TASK BRIEF
Only the lines starting at the one that contains "Output a JSON" and running to the end should be repeated, exactly as written.

DATA SHOWN
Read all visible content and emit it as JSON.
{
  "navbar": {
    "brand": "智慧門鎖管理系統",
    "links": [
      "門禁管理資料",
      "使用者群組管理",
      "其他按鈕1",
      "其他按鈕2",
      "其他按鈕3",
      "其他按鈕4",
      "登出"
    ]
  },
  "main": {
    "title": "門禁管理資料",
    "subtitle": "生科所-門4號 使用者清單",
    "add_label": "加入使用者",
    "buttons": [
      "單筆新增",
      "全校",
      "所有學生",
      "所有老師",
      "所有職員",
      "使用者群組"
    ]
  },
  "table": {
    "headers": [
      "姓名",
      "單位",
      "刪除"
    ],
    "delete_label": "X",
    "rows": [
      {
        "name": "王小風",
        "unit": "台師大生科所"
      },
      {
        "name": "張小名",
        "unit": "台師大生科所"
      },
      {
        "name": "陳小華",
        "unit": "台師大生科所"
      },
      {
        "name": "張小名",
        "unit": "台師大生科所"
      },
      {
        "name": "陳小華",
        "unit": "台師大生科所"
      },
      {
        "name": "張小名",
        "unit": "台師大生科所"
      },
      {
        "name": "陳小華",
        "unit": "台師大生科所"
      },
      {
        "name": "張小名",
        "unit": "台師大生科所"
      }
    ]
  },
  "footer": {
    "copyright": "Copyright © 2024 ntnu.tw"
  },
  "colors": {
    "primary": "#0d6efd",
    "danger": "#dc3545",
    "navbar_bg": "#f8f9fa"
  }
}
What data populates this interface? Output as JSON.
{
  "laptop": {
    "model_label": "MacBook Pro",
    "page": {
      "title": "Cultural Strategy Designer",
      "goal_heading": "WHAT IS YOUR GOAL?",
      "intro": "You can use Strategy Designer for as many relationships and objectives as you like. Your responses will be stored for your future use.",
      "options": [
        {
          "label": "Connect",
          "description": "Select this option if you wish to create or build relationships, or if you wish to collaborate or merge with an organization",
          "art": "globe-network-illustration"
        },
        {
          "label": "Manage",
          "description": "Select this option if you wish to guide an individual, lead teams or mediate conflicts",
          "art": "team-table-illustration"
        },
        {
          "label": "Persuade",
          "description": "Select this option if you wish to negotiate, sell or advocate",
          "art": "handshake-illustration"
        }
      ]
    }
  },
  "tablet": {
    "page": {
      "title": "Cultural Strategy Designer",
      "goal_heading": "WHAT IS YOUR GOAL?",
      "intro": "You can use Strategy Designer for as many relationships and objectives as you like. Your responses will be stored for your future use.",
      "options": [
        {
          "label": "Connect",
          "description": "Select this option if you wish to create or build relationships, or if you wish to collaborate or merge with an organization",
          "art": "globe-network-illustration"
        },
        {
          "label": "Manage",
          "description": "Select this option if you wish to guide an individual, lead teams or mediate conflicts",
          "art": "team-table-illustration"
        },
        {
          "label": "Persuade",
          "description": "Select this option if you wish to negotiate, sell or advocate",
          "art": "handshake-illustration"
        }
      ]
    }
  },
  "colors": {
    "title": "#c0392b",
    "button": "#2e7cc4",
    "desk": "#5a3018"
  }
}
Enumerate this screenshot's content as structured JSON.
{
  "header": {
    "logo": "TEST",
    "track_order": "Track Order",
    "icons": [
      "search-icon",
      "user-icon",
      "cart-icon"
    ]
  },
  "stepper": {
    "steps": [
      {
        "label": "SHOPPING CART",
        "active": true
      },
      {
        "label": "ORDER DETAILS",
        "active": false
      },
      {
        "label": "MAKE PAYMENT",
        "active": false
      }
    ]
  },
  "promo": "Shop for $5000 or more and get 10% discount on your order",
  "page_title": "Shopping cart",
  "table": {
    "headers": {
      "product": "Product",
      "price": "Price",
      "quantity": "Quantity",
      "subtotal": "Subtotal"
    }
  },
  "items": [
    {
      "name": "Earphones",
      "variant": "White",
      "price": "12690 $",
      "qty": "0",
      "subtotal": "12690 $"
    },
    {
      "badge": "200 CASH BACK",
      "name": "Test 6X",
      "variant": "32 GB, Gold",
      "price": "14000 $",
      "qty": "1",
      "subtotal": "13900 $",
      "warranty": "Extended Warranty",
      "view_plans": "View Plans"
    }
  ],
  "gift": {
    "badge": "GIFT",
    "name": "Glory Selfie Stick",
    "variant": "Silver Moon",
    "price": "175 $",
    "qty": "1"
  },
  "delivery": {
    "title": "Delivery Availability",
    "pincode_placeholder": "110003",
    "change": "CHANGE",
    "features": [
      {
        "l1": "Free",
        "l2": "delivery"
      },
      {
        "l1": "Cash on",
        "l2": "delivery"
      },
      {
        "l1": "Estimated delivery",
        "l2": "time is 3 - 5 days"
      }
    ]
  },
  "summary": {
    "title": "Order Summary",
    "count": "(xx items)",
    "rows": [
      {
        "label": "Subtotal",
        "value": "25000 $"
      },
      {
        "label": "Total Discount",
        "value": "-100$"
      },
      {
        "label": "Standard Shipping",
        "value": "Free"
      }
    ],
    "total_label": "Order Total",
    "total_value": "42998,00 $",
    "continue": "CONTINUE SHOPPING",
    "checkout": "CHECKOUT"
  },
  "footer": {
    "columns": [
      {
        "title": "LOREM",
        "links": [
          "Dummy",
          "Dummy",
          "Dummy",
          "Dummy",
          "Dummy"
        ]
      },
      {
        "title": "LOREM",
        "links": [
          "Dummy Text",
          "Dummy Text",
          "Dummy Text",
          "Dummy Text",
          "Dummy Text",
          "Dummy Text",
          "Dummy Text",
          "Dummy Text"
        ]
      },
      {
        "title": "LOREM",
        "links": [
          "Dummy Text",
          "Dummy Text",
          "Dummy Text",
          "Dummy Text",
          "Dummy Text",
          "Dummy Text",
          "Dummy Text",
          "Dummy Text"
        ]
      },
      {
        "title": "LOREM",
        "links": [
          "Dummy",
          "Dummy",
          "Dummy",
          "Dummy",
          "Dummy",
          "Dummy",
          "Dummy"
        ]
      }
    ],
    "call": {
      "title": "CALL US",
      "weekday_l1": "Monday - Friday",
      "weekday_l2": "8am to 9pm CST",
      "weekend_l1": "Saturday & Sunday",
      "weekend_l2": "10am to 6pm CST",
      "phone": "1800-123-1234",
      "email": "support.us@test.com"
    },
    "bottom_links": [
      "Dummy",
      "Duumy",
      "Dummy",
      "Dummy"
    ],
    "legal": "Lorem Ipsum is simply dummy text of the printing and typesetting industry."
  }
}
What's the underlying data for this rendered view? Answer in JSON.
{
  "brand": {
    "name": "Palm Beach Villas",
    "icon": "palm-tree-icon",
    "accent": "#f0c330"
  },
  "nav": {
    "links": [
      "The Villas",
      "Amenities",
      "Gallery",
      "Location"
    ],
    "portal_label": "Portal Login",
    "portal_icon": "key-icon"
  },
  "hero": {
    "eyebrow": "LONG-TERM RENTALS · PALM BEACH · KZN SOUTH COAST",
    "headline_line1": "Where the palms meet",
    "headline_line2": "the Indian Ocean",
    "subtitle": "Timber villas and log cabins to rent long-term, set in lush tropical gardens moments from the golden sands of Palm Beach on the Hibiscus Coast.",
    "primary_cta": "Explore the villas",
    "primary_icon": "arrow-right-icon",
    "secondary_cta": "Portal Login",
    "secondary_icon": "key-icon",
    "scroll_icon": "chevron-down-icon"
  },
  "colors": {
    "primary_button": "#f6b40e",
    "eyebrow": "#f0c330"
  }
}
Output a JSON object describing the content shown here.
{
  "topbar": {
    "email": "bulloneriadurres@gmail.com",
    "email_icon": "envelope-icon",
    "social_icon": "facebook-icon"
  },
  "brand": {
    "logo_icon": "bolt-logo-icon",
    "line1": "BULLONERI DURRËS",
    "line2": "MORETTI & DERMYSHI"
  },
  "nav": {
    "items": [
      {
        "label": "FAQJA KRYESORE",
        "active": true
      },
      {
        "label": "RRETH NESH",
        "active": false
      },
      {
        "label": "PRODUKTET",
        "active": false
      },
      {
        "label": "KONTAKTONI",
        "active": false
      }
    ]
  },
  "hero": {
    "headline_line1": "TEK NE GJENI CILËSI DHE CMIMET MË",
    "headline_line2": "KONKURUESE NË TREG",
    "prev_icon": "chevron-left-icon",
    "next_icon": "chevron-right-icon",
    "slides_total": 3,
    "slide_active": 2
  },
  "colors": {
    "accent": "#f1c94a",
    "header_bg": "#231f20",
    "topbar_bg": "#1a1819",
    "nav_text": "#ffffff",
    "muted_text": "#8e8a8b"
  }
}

RESULT
Output a JSON object describing the content shown here.
{
  "topbar": {
    "email": "bulloneriadurres@gmail.com",
    "email_icon": "envelope-icon",
    "social_icon": "facebook-icon"
  },
  "brand": {
    "logo_icon": "bolt-logo-icon",
    "line1": "BULLONERI DURRËS",
    "line2": "MORETTI & DERMYSHI"
  },
  "nav": {
    "items": [
      {
        "label": "FAQJA KRYESORE",
        "active": true
      },
      {
        "label": "RRETH NESH",
        "active": false
      },
      {
        "label": "PRODUKTET",
        "active": false
      },
      {
        "label": "KONTAKTONI",
        "active": false
      }
    ]
  },
  "hero": {
    "headline_line1": "TEK NE GJENI CILËSI DHE CMIMET MË",
    "headline_line2": "KONKURUESE NË TREG",
    "prev_icon": "chevron-left-icon",
    "next_icon": "chevron-right-icon",
    "slides_total": 3,
    "slide_active": 2
  },
  "colors": {
    "accent": "#f1c94a",
    "header_bg": "#231f20",
    "topbar_bg": "#1a1819",
    "nav_text": "#ffffff",
    "muted_text": "#8e8a8b"
  }
}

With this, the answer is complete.